Supplied records START

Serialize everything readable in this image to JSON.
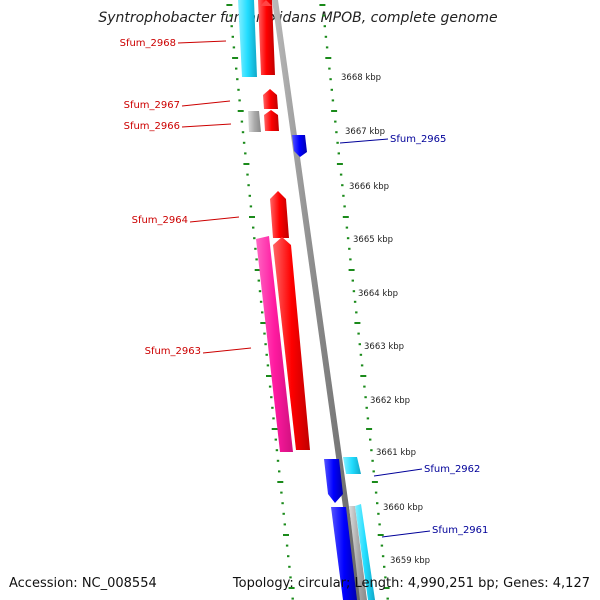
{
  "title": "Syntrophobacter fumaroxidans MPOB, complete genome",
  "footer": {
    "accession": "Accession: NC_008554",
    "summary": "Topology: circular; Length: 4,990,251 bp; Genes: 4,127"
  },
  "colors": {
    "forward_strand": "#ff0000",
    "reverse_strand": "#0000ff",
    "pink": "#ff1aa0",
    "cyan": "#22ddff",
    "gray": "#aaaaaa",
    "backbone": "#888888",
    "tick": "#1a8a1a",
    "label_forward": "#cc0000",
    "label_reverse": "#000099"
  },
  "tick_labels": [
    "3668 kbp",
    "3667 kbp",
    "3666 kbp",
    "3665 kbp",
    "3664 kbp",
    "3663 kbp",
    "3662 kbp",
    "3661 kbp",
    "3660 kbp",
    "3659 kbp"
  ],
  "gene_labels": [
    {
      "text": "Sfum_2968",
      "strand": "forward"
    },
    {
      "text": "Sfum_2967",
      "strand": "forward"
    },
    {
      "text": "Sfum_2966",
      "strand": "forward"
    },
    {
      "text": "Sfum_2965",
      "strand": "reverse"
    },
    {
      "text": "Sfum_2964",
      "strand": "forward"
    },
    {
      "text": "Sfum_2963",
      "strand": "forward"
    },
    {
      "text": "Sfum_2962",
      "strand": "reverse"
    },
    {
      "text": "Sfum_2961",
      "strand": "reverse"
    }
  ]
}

Supplied records END

#### Work required
Make an exact copy of the records above, with the pictures left out.

#### Answer to this exercise
Serialize everything readable in this image to JSON.
{
  "title": "Syntrophobacter fumaroxidans MPOB, complete genome",
  "footer": {
    "accession": "Accession: NC_008554",
    "summary": "Topology: circular; Length: 4,990,251 bp; Genes: 4,127"
  },
  "colors": {
    "forward_strand": "#ff0000",
    "reverse_strand": "#0000ff",
    "pink": "#ff1aa0",
    "cyan": "#22ddff",
    "gray": "#aaaaaa",
    "backbone": "#888888",
    "tick": "#1a8a1a",
    "label_forward": "#cc0000",
    "label_reverse": "#000099"
  },
  "tick_labels": [
    "3668 kbp",
    "3667 kbp",
    "3666 kbp",
    "3665 kbp",
    "3664 kbp",
    "3663 kbp",
    "3662 kbp",
    "3661 kbp",
    "3660 kbp",
    "3659 kbp"
  ],
  "gene_labels": [
    {
      "text": "Sfum_2968",
      "strand": "forward"
    },
    {
      "text": "Sfum_2967",
      "strand": "forward"
    },
    {
      "text": "Sfum_2966",
      "strand": "forward"
    },
    {
      "text": "Sfum_2965",
      "strand": "reverse"
    },
    {
      "text": "Sfum_2964",
      "strand": "forward"
    },
    {
      "text": "Sfum_2963",
      "strand": "forward"
    },
    {
      "text": "Sfum_2962",
      "strand": "reverse"
    },
    {
      "text": "Sfum_2961",
      "strand": "reverse"
    }
  ]
}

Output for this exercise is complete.